What you will do | With the pictures omitted, write out the entries that follow exactly as they stand.

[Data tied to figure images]

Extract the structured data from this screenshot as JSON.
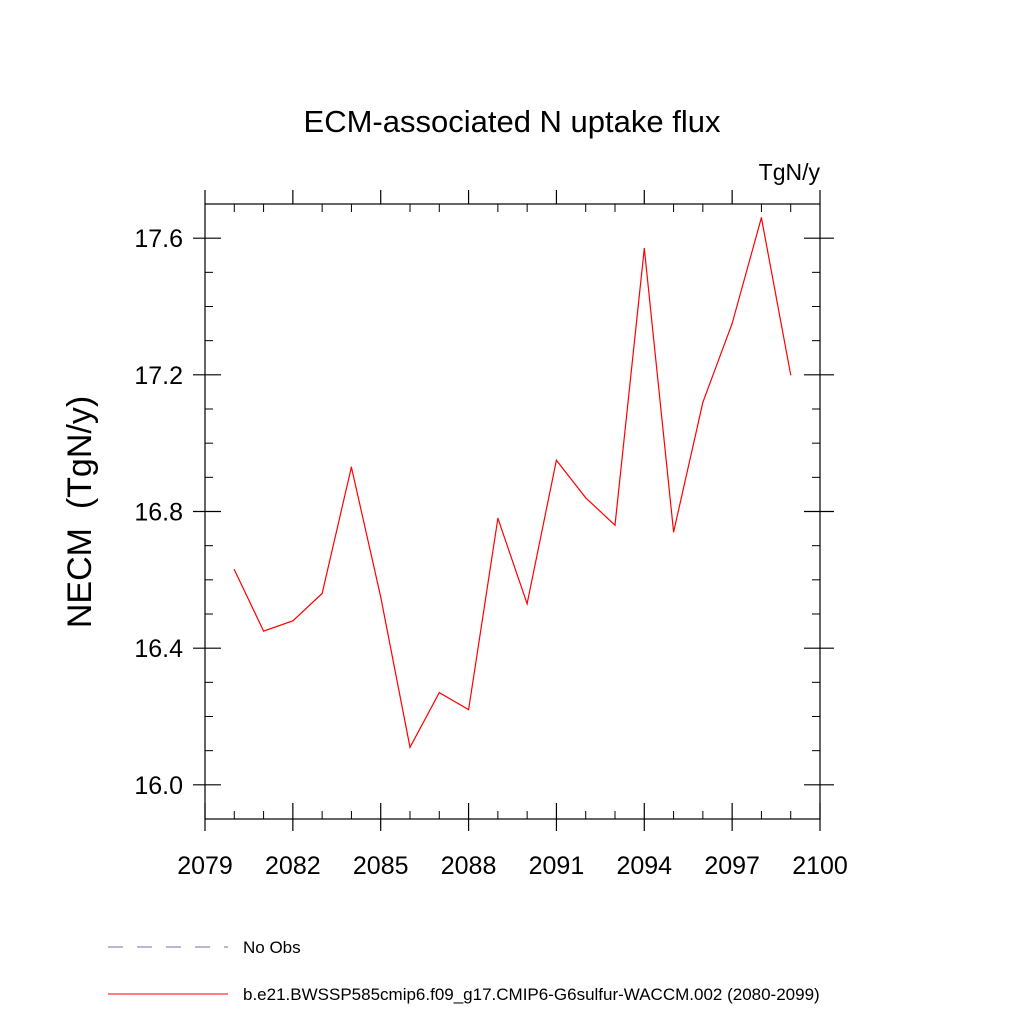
{
  "chart_data": {
    "type": "line",
    "title": "ECM-associated N uptake flux",
    "units": "TgN/y",
    "ylabel": "NECM  (TgN/y)",
    "xlabel": "",
    "xlim": [
      2079,
      2100
    ],
    "ylim": [
      15.9,
      17.7
    ],
    "x_ticks": [
      2079,
      2082,
      2085,
      2088,
      2091,
      2094,
      2097,
      2100
    ],
    "x_minor_ticks": [
      2080,
      2081,
      2083,
      2084,
      2086,
      2087,
      2089,
      2090,
      2092,
      2093,
      2095,
      2096,
      2098,
      2099
    ],
    "y_ticks": [
      16.0,
      16.4,
      16.8,
      17.2,
      17.6
    ],
    "y_tick_labels": [
      "16.0",
      "16.4",
      "16.8",
      "17.2",
      "17.6"
    ],
    "y_minor_ticks": [
      15.9,
      16.1,
      16.2,
      16.3,
      16.5,
      16.6,
      16.7,
      16.9,
      17.0,
      17.1,
      17.3,
      17.4,
      17.5,
      17.7
    ],
    "grid": false,
    "legend_position": "bottom",
    "series": [
      {
        "name": "b.e21.BWSSP585cmip6.f09_g17.CMIP6-G6sulfur-WACCM.002 (2080-2099)",
        "color": "#ff0000",
        "dash": "solid",
        "x": [
          2080,
          2081,
          2082,
          2083,
          2084,
          2085,
          2086,
          2087,
          2088,
          2089,
          2090,
          2091,
          2092,
          2093,
          2094,
          2095,
          2096,
          2097,
          2098,
          2099
        ],
        "values": [
          16.63,
          16.45,
          16.48,
          16.56,
          16.93,
          16.55,
          16.11,
          16.27,
          16.22,
          16.78,
          16.53,
          16.95,
          16.84,
          16.76,
          17.57,
          16.74,
          17.12,
          17.35,
          17.66,
          17.2
        ]
      }
    ],
    "legend": [
      {
        "label": "No Obs",
        "color": "#7b68b8",
        "dash": "dashed"
      },
      {
        "label": "b.e21.BWSSP585cmip6.f09_g17.CMIP6-G6sulfur-WACCM.002 (2080-2099)",
        "color": "#ff0000",
        "dash": "solid"
      }
    ]
  }
}
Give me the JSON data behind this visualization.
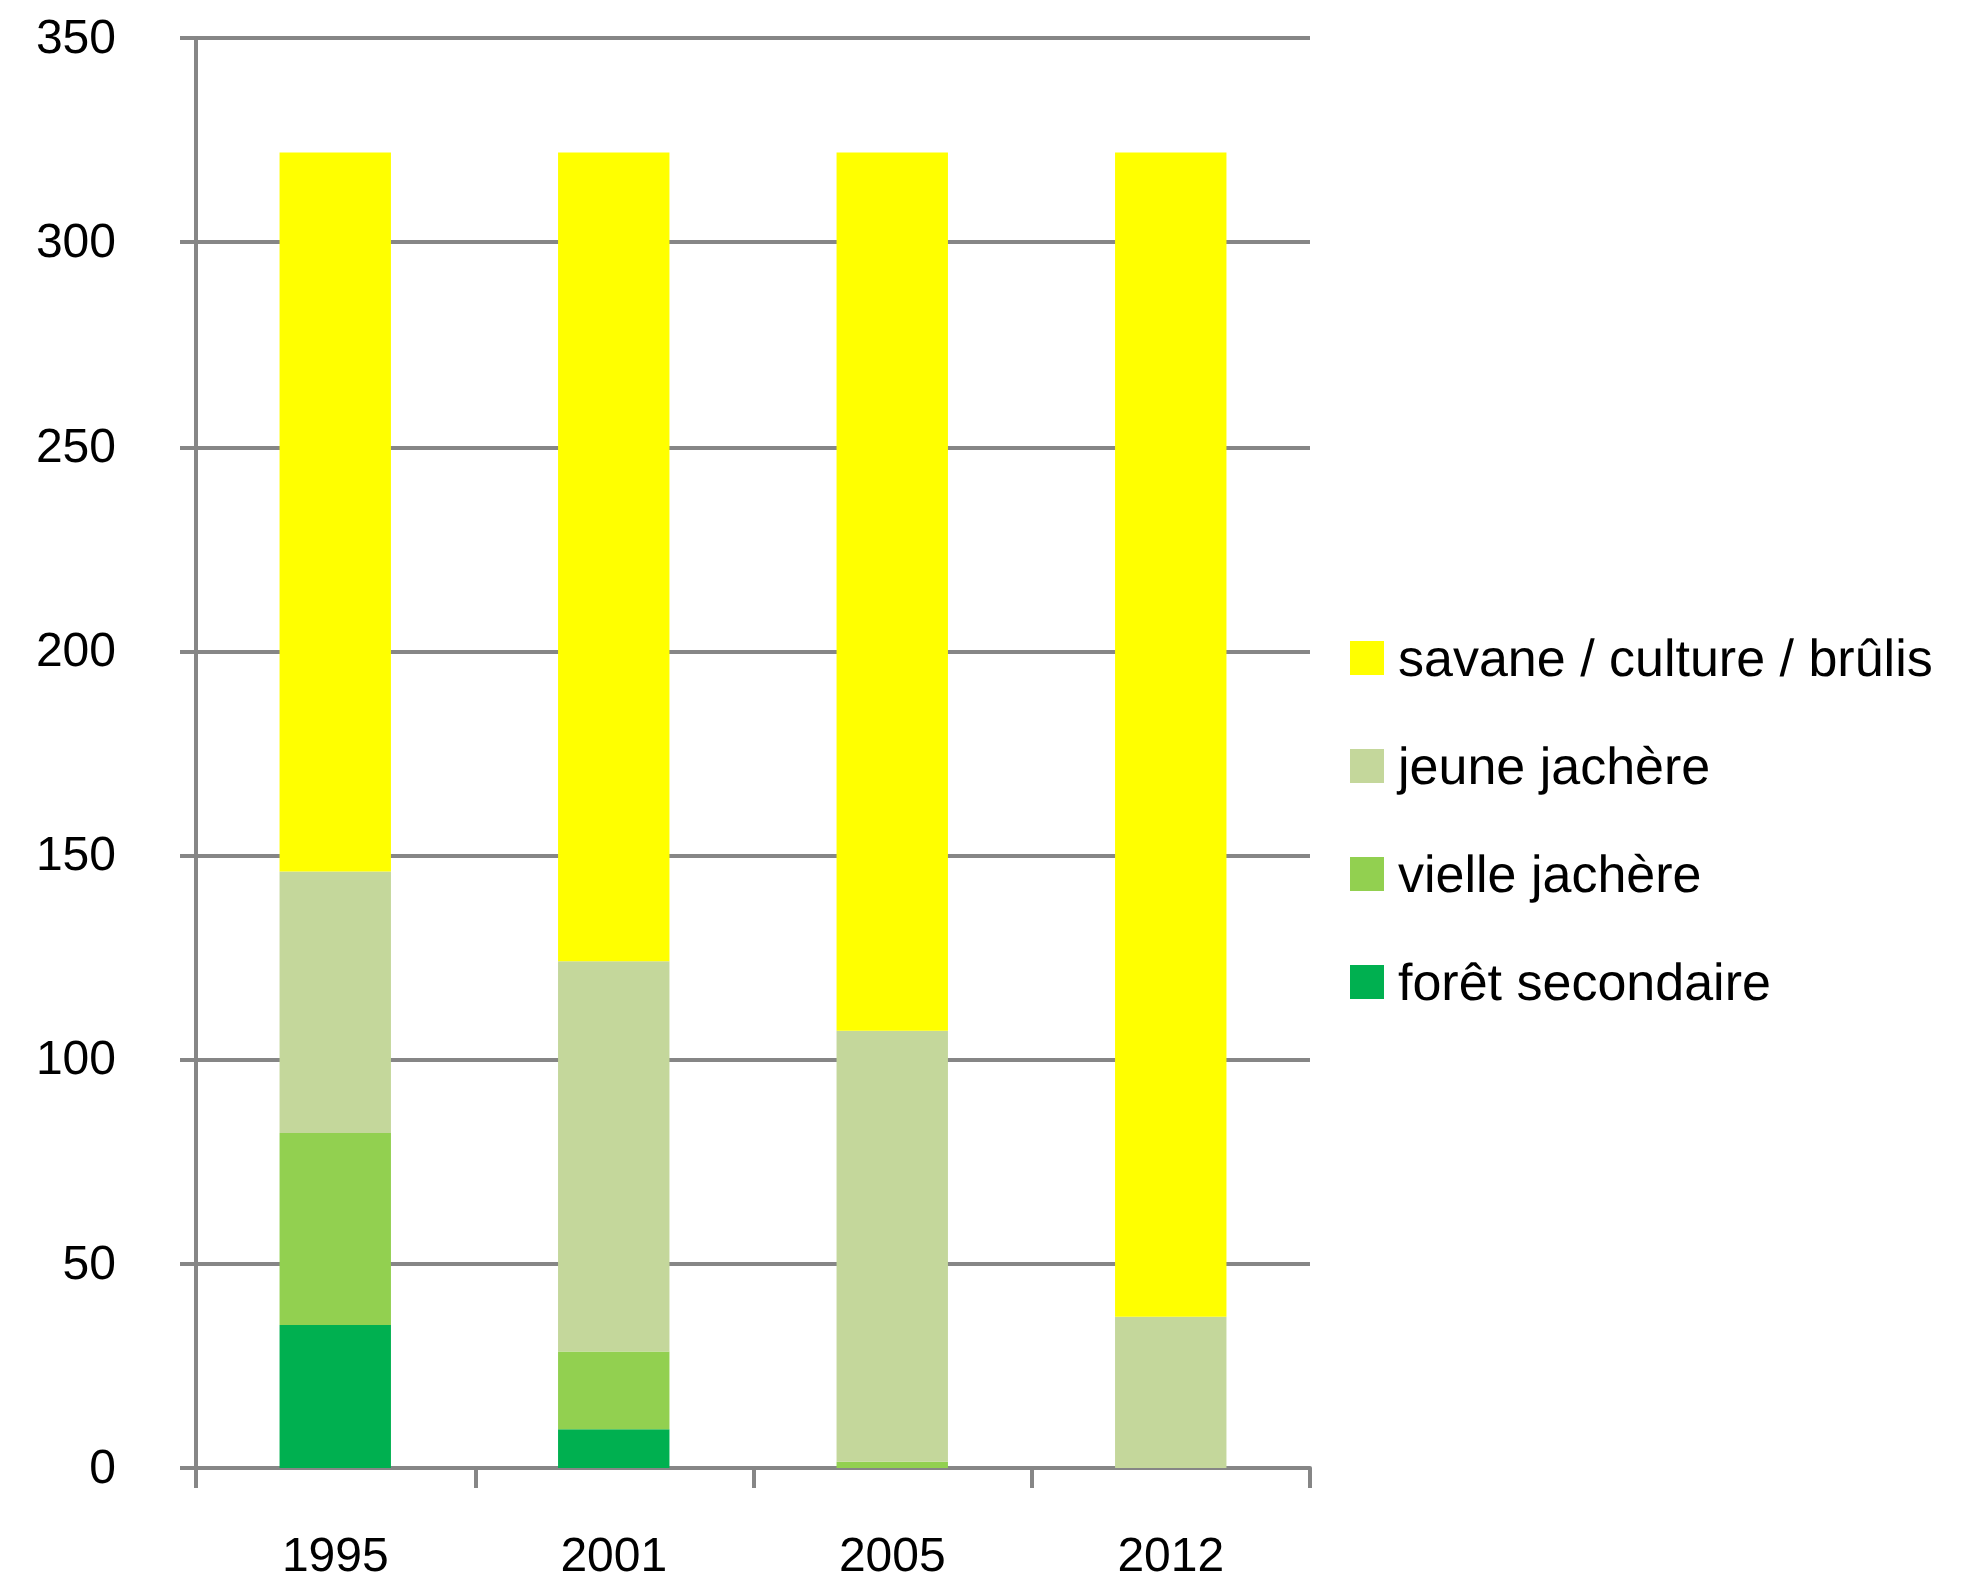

Solution to the exercise |
Extract the structured data from this screenshot as JSON.
{
  "chart_data": {
    "type": "line",
    "title": "ECM-associated N uptake flux",
    "units": "TgN/y",
    "ylabel": "NECM  (TgN/y)",
    "xlabel": "",
    "xlim": [
      2079,
      2100
    ],
    "ylim": [
      15.9,
      17.7
    ],
    "x_ticks": [
      2079,
      2082,
      2085,
      2088,
      2091,
      2094,
      2097,
      2100
    ],
    "x_minor_ticks": [
      2080,
      2081,
      2083,
      2084,
      2086,
      2087,
      2089,
      2090,
      2092,
      2093,
      2095,
      2096,
      2098,
      2099
    ],
    "y_ticks": [
      16.0,
      16.4,
      16.8,
      17.2,
      17.6
    ],
    "y_tick_labels": [
      "16.0",
      "16.4",
      "16.8",
      "17.2",
      "17.6"
    ],
    "y_minor_ticks": [
      15.9,
      16.1,
      16.2,
      16.3,
      16.5,
      16.6,
      16.7,
      16.9,
      17.0,
      17.1,
      17.3,
      17.4,
      17.5,
      17.7
    ],
    "grid": false,
    "legend_position": "bottom",
    "series": [
      {
        "name": "b.e21.BWSSP585cmip6.f09_g17.CMIP6-G6sulfur-WACCM.002 (2080-2099)",
        "color": "#ff0000",
        "dash": "solid",
        "x": [
          2080,
          2081,
          2082,
          2083,
          2084,
          2085,
          2086,
          2087,
          2088,
          2089,
          2090,
          2091,
          2092,
          2093,
          2094,
          2095,
          2096,
          2097,
          2098,
          2099
        ],
        "values": [
          16.63,
          16.45,
          16.48,
          16.56,
          16.93,
          16.55,
          16.11,
          16.27,
          16.22,
          16.78,
          16.53,
          16.95,
          16.84,
          16.76,
          17.57,
          16.74,
          17.12,
          17.35,
          17.66,
          17.2
        ]
      }
    ],
    "legend": [
      {
        "label": "No Obs",
        "color": "#7b68b8",
        "dash": "dashed"
      },
      {
        "label": "b.e21.BWSSP585cmip6.f09_g17.CMIP6-G6sulfur-WACCM.002 (2080-2099)",
        "color": "#ff0000",
        "dash": "solid"
      }
    ]
  }
}
Give me the JSON data behind this visualization.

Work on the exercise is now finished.